[KUTIPAN SUMBER]
------------------------------
Kembali kepada me-rekonstruksi, Muhammad Iqbal mengatakan, seandainya
ajaran Islam itu bersifat spiritual dan transendental an sich serta
diperuntukan bagi konsumsi personal, maka Nabi Muhammad tidak akan
turun lagi kedunia setelah ia bertemu dengan Allah pada waktu isra'
mi'raj. Akan tetapi ia (Rasulullah) berani untuk kembali kedunia nyata
yang penuh dengan permasalahan demi melanjutkan misi profetiknya.
Setelah pulang dari "rekreasi"nya itu ia melakukan perubahan terhadap
kesadaran berpikir masyarakatnya. Sebagaimana kita temukan dalam Al
Qur'an, misi profetik Sang Manusia Agung tersebut adalah yu'allimunal
kitaba wal hikmah (lihat surat Al Jumu'ah ayat 2). Konsep ini
mengandung makna bahwa, pada satu sisi ajaran Rasulullah SAW
mengajarkan kepada kita untuk selalu mencintai Al Kitab sebagai sumber
utama (Al Qur'an Dan Hadis) dengan senantiasa meyakini, meng-ilmui-
dan merealisasikannya, pada sisi yang lain beliau menganjurkan kita
untuk selalu mempelajari ilmu-ilmu yang merupakan produk nalar manusia
(Al Hikmah) tanpa merasa asing dengannya. Berkaitan dengan hal ini, Al
Ghazali, sang Hujjatul Islam, mengatakan bahwa "hikmah itu ibarat
barang yang hilang dari orang mu'min, maka pungutlah ia dimanapun kita
menemukannya".
------------------------------
[INFORMASI YANG DIBERIKAN]

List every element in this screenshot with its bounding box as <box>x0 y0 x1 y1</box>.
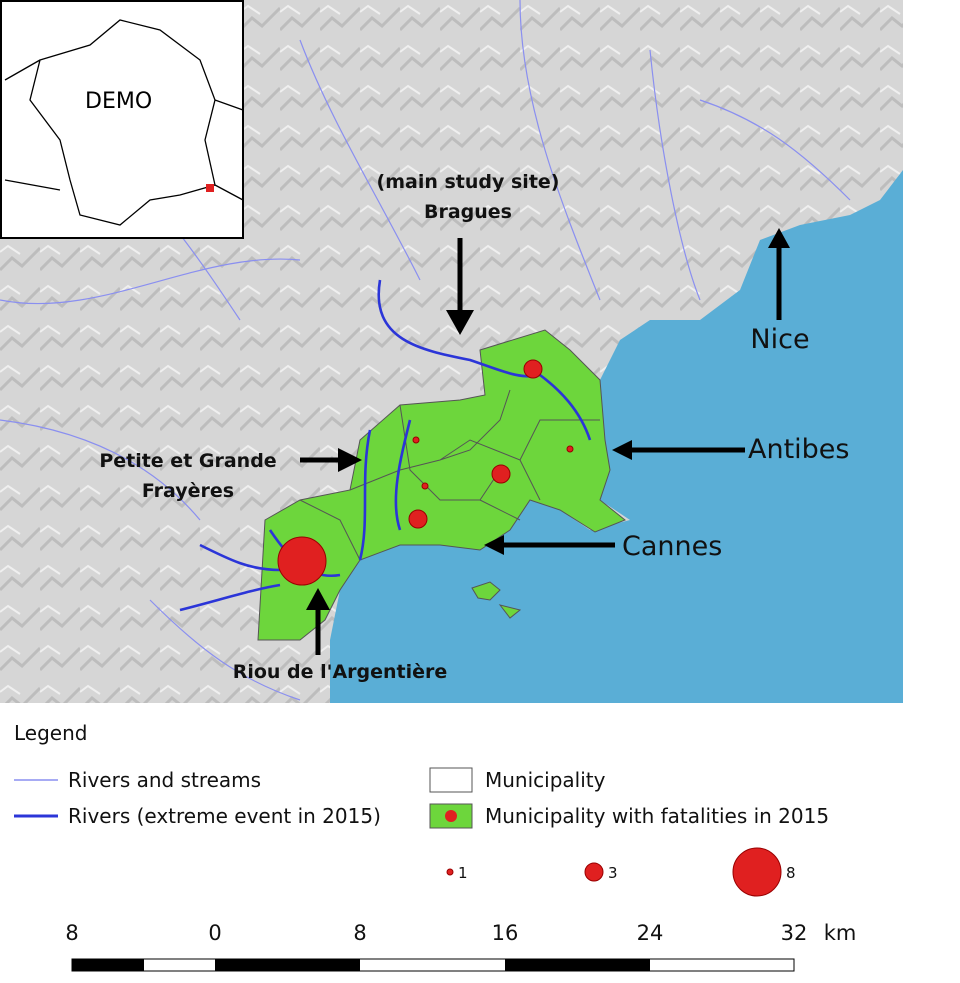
------------------------------
[KETENTUAN TUGAS]
**A)** Surat dan ayat Al Qur'an mana yang dirujuk dalam kutipan sumber untuk misi profetik yu'allimunal kitaba wal hikmah?
**B)** Terjemahkan kalimat dari kutipan sumber berikut ke dalam bahasa Inggris: "Akan tetapi ia (Rasulullah) berani untuk kembali kedunia nyata yang penuh dengan permasalahan demi melanjutkan misi profetiknya".

[JAWABAN LATIHAN]
**A)** Surat Al Jumu'ah ayat 2.

**B)** However, he (the Messenger of God) dared to return to the real world, which is full of problems, in order to continue his prophetic mission.